Work to be completed> Return every line of the data below that includes the string "보증서신청".

### Provided material ###

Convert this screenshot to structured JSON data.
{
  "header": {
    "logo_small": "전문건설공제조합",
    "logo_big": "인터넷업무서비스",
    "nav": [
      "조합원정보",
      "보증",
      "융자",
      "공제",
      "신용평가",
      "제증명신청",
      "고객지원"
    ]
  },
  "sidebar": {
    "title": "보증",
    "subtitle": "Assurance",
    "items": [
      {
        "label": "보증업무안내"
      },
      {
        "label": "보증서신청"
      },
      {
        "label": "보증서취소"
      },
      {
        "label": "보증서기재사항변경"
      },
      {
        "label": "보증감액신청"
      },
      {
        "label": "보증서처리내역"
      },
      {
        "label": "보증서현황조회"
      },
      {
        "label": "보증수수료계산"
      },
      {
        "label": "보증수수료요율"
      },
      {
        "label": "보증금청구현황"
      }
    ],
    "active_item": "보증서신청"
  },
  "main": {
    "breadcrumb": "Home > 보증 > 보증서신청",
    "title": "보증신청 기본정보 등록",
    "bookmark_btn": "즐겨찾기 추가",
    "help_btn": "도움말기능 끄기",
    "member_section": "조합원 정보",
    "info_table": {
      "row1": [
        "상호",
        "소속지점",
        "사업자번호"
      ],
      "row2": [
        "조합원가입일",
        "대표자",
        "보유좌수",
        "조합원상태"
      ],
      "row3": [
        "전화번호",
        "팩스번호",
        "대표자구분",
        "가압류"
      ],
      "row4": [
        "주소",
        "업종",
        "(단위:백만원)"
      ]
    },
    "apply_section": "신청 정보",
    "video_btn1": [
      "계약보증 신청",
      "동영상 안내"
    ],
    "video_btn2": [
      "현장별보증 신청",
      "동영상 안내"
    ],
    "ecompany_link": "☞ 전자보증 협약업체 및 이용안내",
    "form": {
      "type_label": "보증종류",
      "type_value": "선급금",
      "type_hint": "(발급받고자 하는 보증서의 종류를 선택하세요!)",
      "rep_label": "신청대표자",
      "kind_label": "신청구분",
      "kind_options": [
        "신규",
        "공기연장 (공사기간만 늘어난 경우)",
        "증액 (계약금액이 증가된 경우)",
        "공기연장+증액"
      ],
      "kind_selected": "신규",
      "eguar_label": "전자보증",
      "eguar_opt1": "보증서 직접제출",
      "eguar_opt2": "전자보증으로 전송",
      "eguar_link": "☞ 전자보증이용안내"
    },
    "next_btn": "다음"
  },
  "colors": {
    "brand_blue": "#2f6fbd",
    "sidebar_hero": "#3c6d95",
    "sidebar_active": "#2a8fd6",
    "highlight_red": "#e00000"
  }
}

###

Full answer>
        "label": "보증서신청"
    "active_item": "보증서신청"
    "breadcrumb": "Home > 보증 > 보증서신청",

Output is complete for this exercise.